• _Stored records_:
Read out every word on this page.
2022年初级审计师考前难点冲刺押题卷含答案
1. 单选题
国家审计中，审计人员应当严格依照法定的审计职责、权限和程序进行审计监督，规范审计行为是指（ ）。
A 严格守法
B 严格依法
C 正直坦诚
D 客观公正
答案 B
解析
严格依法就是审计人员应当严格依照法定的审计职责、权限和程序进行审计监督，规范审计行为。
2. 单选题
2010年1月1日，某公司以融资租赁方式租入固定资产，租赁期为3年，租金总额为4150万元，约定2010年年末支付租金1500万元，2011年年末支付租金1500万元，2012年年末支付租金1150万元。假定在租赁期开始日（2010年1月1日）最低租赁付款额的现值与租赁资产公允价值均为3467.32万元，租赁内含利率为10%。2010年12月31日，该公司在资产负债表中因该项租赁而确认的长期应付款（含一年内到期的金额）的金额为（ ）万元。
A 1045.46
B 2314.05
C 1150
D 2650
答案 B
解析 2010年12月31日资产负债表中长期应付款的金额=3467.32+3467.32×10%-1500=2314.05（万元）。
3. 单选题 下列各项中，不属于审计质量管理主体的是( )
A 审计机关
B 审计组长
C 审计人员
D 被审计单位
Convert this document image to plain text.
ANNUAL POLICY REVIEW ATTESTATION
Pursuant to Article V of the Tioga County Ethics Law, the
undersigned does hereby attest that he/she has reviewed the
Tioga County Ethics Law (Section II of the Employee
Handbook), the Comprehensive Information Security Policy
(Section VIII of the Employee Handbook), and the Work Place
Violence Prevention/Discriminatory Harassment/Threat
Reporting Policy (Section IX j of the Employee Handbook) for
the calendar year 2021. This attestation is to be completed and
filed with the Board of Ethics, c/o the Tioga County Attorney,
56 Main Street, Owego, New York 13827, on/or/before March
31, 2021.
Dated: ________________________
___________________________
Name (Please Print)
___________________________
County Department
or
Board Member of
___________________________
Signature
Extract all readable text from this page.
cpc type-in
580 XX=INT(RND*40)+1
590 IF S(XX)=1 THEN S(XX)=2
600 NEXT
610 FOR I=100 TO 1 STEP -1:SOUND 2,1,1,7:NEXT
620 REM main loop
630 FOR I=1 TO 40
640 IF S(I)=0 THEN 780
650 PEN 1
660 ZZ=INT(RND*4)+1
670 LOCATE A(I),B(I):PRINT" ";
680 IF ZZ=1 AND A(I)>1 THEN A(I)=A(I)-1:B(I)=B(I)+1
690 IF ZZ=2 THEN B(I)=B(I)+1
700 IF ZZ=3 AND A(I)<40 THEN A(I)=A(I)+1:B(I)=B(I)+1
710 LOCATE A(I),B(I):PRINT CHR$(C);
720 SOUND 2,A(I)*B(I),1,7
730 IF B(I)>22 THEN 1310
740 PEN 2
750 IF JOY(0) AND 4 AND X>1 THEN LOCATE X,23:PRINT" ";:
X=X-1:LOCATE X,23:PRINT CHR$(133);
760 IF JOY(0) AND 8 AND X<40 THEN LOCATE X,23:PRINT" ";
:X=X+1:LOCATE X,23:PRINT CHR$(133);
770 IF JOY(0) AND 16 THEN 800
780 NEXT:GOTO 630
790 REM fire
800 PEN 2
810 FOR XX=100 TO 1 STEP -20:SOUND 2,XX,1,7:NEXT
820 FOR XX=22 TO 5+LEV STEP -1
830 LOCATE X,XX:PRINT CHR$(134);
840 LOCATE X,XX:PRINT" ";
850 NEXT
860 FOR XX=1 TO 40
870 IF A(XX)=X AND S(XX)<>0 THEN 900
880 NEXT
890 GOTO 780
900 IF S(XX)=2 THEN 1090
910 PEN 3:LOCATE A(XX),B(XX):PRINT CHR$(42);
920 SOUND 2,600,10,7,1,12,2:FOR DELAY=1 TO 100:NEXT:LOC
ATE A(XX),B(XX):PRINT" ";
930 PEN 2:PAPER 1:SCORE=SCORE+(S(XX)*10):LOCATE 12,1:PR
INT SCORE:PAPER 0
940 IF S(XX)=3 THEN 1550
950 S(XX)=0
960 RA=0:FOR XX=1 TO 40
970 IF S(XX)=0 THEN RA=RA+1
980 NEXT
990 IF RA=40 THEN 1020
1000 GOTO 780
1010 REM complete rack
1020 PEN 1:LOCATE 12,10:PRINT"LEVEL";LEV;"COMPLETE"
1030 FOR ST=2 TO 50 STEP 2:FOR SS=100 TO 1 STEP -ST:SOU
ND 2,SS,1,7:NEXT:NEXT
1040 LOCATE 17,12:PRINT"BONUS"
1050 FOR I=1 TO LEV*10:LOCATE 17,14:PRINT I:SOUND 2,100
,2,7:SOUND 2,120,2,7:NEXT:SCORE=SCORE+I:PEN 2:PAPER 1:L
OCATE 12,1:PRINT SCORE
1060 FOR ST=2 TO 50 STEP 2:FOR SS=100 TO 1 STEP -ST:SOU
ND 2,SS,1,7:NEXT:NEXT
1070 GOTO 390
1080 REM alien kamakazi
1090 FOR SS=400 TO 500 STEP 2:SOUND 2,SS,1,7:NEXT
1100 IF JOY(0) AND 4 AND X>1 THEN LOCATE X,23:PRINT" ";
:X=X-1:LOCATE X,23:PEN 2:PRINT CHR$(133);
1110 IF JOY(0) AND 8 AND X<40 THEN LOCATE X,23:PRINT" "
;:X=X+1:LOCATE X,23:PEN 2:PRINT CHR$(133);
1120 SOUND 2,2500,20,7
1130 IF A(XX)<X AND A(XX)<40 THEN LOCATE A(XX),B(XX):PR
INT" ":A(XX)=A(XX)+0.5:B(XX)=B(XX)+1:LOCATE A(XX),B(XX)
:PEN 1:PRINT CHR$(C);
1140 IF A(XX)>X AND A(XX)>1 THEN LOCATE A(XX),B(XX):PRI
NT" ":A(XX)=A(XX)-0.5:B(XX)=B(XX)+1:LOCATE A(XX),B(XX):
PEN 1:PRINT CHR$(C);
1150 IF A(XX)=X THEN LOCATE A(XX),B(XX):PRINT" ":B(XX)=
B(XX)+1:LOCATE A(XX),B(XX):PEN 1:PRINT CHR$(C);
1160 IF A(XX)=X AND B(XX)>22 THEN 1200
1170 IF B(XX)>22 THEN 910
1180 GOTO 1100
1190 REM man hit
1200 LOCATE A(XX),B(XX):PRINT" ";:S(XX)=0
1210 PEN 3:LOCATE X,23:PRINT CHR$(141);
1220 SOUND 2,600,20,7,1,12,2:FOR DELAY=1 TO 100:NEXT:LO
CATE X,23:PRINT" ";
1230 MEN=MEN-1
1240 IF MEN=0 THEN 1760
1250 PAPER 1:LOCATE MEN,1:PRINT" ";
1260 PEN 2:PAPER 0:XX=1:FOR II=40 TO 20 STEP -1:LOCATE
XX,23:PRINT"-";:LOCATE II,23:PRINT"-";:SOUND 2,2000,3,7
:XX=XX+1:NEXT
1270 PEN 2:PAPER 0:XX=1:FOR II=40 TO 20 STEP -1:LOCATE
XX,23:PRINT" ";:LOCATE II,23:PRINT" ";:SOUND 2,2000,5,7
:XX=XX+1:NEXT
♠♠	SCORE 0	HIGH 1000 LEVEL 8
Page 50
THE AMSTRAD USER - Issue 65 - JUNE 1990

• _Set exercise_: Write out every line exactly as it stands.

• _Answer to the exercise_:
Read out every word on this page.
2022年初级审计师考前难点冲刺押题卷含答案
1. 单选题
国家审计中，审计人员应当严格依照法定的审计职责、权限和程序进行审计监督，规范审计行为是指（ ）。
A 严格守法
B 严格依法
C 正直坦诚
D 客观公正
答案 B
解析
严格依法就是审计人员应当严格依照法定的审计职责、权限和程序进行审计监督，规范审计行为。
2. 单选题
2010年1月1日，某公司以融资租赁方式租入固定资产，租赁期为3年，租金总额为4150万元，约定2010年年末支付租金1500万元，2011年年末支付租金1500万元，2012年年末支付租金1150万元。假定在租赁期开始日（2010年1月1日）最低租赁付款额的现值与租赁资产公允价值均为3467.32万元，租赁内含利率为10%。2010年12月31日，该公司在资产负债表中因该项租赁而确认的长期应付款（含一年内到期的金额）的金额为（ ）万元。
A 1045.46
B 2314.05
C 1150
D 2650
答案 B
解析 2010年12月31日资产负债表中长期应付款的金额=3467.32+3467.32×10%-1500=2314.05（万元）。
3. 单选题 下列各项中，不属于审计质量管理主体的是( )
A 审计机关
B 审计组长
C 审计人员
D 被审计单位
Convert this document image to plain text.
ANNUAL POLICY REVIEW ATTESTATION
Pursuant to Article V of the Tioga County Ethics Law, the
undersigned does hereby attest that he/she has reviewed the
Tioga County Ethics Law (Section II of the Employee
Handbook), the Comprehensive Information Security Policy
(Section VIII of the Employee Handbook), and the Work Place
Violence Prevention/Discriminatory Harassment/Threat
Reporting Policy (Section IX j of the Employee Handbook) for
the calendar year 2021. This attestation is to be completed and
filed with the Board of Ethics, c/o the Tioga County Attorney,
56 Main Street, Owego, New York 13827, on/or/before March
31, 2021.
Dated: ________________________
___________________________
Name (Please Print)
___________________________
County Department
or
Board Member of
___________________________
Signature
Extract all readable text from this page.
cpc type-in
580 XX=INT(RND*40)+1
590 IF S(XX)=1 THEN S(XX)=2
600 NEXT
610 FOR I=100 TO 1 STEP -1:SOUND 2,1,1,7:NEXT
620 REM main loop
630 FOR I=1 TO 40
640 IF S(I)=0 THEN 780
650 PEN 1
660 ZZ=INT(RND*4)+1
670 LOCATE A(I),B(I):PRINT" ";
680 IF ZZ=1 AND A(I)>1 THEN A(I)=A(I)-1:B(I)=B(I)+1
690 IF ZZ=2 THEN B(I)=B(I)+1
700 IF ZZ=3 AND A(I)<40 THEN A(I)=A(I)+1:B(I)=B(I)+1
710 LOCATE A(I),B(I):PRINT CHR$(C);
720 SOUND 2,A(I)*B(I),1,7
730 IF B(I)>22 THEN 1310
740 PEN 2
750 IF JOY(0) AND 4 AND X>1 THEN LOCATE X,23:PRINT" ";:
X=X-1:LOCATE X,23:PRINT CHR$(133);
760 IF JOY(0) AND 8 AND X<40 THEN LOCATE X,23:PRINT" ";
:X=X+1:LOCATE X,23:PRINT CHR$(133);
770 IF JOY(0) AND 16 THEN 800
780 NEXT:GOTO 630
790 REM fire
800 PEN 2
810 FOR XX=100 TO 1 STEP -20:SOUND 2,XX,1,7:NEXT
820 FOR XX=22 TO 5+LEV STEP -1
830 LOCATE X,XX:PRINT CHR$(134);
840 LOCATE X,XX:PRINT" ";
850 NEXT
860 FOR XX=1 TO 40
870 IF A(XX)=X AND S(XX)<>0 THEN 900
880 NEXT
890 GOTO 780
900 IF S(XX)=2 THEN 1090
910 PEN 3:LOCATE A(XX),B(XX):PRINT CHR$(42);
920 SOUND 2,600,10,7,1,12,2:FOR DELAY=1 TO 100:NEXT:LOC
ATE A(XX),B(XX):PRINT" ";
930 PEN 2:PAPER 1:SCORE=SCORE+(S(XX)*10):LOCATE 12,1:PR
INT SCORE:PAPER 0
940 IF S(XX)=3 THEN 1550
950 S(XX)=0
960 RA=0:FOR XX=1 TO 40
970 IF S(XX)=0 THEN RA=RA+1
980 NEXT
990 IF RA=40 THEN 1020
1000 GOTO 780
1010 REM complete rack
1020 PEN 1:LOCATE 12,10:PRINT"LEVEL";LEV;"COMPLETE"
1030 FOR ST=2 TO 50 STEP 2:FOR SS=100 TO 1 STEP -ST:SOU
ND 2,SS,1,7:NEXT:NEXT
1040 LOCATE 17,12:PRINT"BONUS"
1050 FOR I=1 TO LEV*10:LOCATE 17,14:PRINT I:SOUND 2,100
,2,7:SOUND 2,120,2,7:NEXT:SCORE=SCORE+I:PEN 2:PAPER 1:L
OCATE 12,1:PRINT SCORE
1060 FOR ST=2 TO 50 STEP 2:FOR SS=100 TO 1 STEP -ST:SOU
ND 2,SS,1,7:NEXT:NEXT
1070 GOTO 390
1080 REM alien kamakazi
1090 FOR SS=400 TO 500 STEP 2:SOUND 2,SS,1,7:NEXT
1100 IF JOY(0) AND 4 AND X>1 THEN LOCATE X,23:PRINT" ";
:X=X-1:LOCATE X,23:PEN 2:PRINT CHR$(133);
1110 IF JOY(0) AND 8 AND X<40 THEN LOCATE X,23:PRINT" "
;:X=X+1:LOCATE X,23:PEN 2:PRINT CHR$(133);
1120 SOUND 2,2500,20,7
1130 IF A(XX)<X AND A(XX)<40 THEN LOCATE A(XX),B(XX):PR
INT" ":A(XX)=A(XX)+0.5:B(XX)=B(XX)+1:LOCATE A(XX),B(XX)
:PEN 1:PRINT CHR$(C);
1140 IF A(XX)>X AND A(XX)>1 THEN LOCATE A(XX),B(XX):PRI
NT" ":A(XX)=A(XX)-0.5:B(XX)=B(XX)+1:LOCATE A(XX),B(XX):
PEN 1:PRINT CHR$(C);
1150 IF A(XX)=X THEN LOCATE A(XX),B(XX):PRINT" ":B(XX)=
B(XX)+1:LOCATE A(XX),B(XX):PEN 1:PRINT CHR$(C);
1160 IF A(XX)=X AND B(XX)>22 THEN 1200
1170 IF B(XX)>22 THEN 910
1180 GOTO 1100
1190 REM man hit
1200 LOCATE A(XX),B(XX):PRINT" ";:S(XX)=0
1210 PEN 3:LOCATE X,23:PRINT CHR$(141);
1220 SOUND 2,600,20,7,1,12,2:FOR DELAY=1 TO 100:NEXT:LO
CATE X,23:PRINT" ";
1230 MEN=MEN-1
1240 IF MEN=0 THEN 1760
1250 PAPER 1:LOCATE MEN,1:PRINT" ";
1260 PEN 2:PAPER 0:XX=1:FOR II=40 TO 20 STEP -1:LOCATE
XX,23:PRINT"-";:LOCATE II,23:PRINT"-";:SOUND 2,2000,3,7
:XX=XX+1:NEXT
1270 PEN 2:PAPER 0:XX=1:FOR II=40 TO 20 STEP -1:LOCATE
XX,23:PRINT" ";:LOCATE II,23:PRINT" ";:SOUND 2,2000,5,7
:XX=XX+1:NEXT
♠♠	SCORE 0	HIGH 1000 LEVEL 8
Page 50
THE AMSTRAD USER - Issue 65 - JUNE 1990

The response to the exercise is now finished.